(Saved data entries)

********

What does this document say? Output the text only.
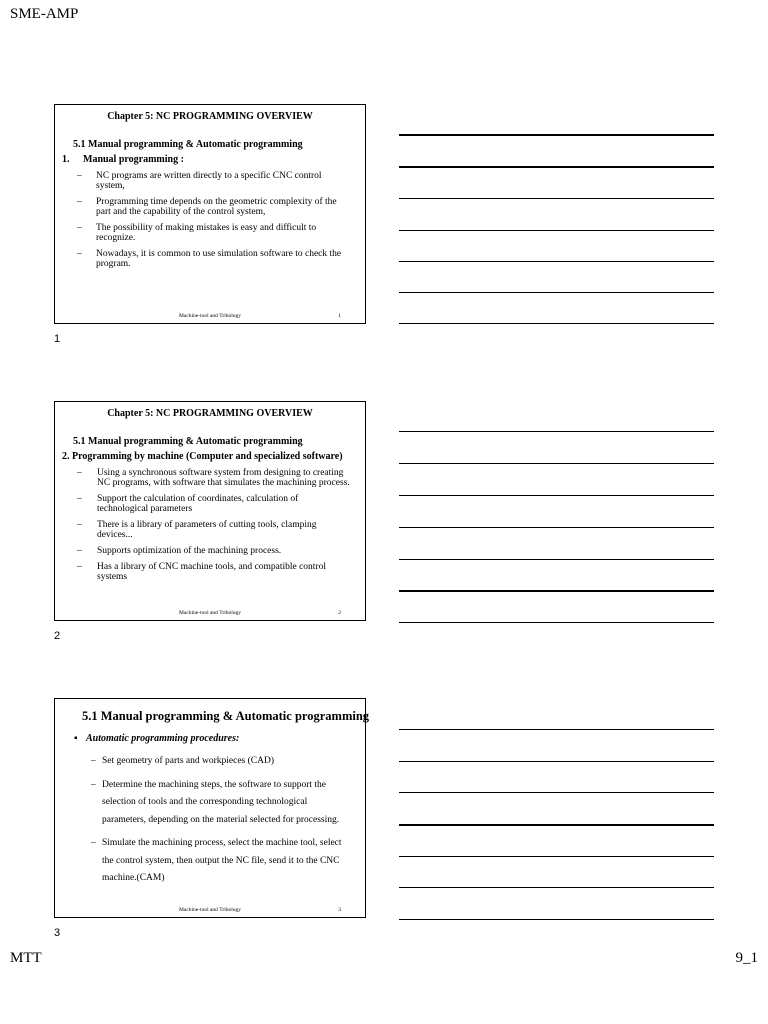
SME-AMP
Chapter 5: NC PROGRAMMING OVERVIEW
5.1 Manual programming & Automatic programming
1. Manual programming :
– NC programs are written directly to a specific CNC control system,
– Programming time depends on the geometric complexity of the part and the capability of the control system,
– The possibility of making mistakes is easy and difficult to recognize.
– Nowadays, it is common to use simulation software to check the program.
Machine-tool and Tribology	1
1
Chapter 5: NC PROGRAMMING OVERVIEW
5.1 Manual programming & Automatic programming
2. Programming by machine (Computer and specialized software)
– Using a synchronous software system from designing to creating NC programs, with software that simulates the machining process.
– Support the calculation of coordinates, calculation of technological parameters
– There is a library of parameters of cutting tools, clamping devices...
– Supports optimization of the machining process.
– Has a library of CNC machine tools, and compatible control systems
Machine-tool and Tribology	2
2
5.1 Manual programming & Automatic programming
▪ Automatic programming procedures:
– Set geometry of parts and workpieces (CAD)
– Determine the machining steps, the software to support the selection of tools and the corresponding technological parameters, depending on the material selected for processing.
– Simulate the machining process, select the machine tool, select the control system, then output the NC file, send it to the CNC machine.(CAM)
Machine-tool and Tribology	3
3
MTT	9_1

********

(Work required): Give the material again exactly as it is, but keep the pictures out.

(Exercise output):
What does this document say? Output the text only.
SME-AMP
Chapter 5: NC PROGRAMMING OVERVIEW
5.1 Manual programming & Automatic programming
1. Manual programming :
– NC programs are written directly to a specific CNC control system,
– Programming time depends on the geometric complexity of the part and the capability of the control system,
– The possibility of making mistakes is easy and difficult to recognize.
– Nowadays, it is common to use simulation software to check the program.
Machine-tool and Tribology	1
1
Chapter 5: NC PROGRAMMING OVERVIEW
5.1 Manual programming & Automatic programming
2. Programming by machine (Computer and specialized software)
– Using a synchronous software system from designing to creating NC programs, with software that simulates the machining process.
– Support the calculation of coordinates, calculation of technological parameters
– There is a library of parameters of cutting tools, clamping devices...
– Supports optimization of the machining process.
– Has a library of CNC machine tools, and compatible control systems
Machine-tool and Tribology	2
2
5.1 Manual programming & Automatic programming
▪ Automatic programming procedures:
– Set geometry of parts and workpieces (CAD)
– Determine the machining steps, the software to support the selection of tools and the corresponding technological parameters, depending on the material selected for processing.
– Simulate the machining process, select the machine tool, select the control system, then output the NC file, send it to the CNC machine.(CAM)
Machine-tool and Tribology	3
3
MTT	9_1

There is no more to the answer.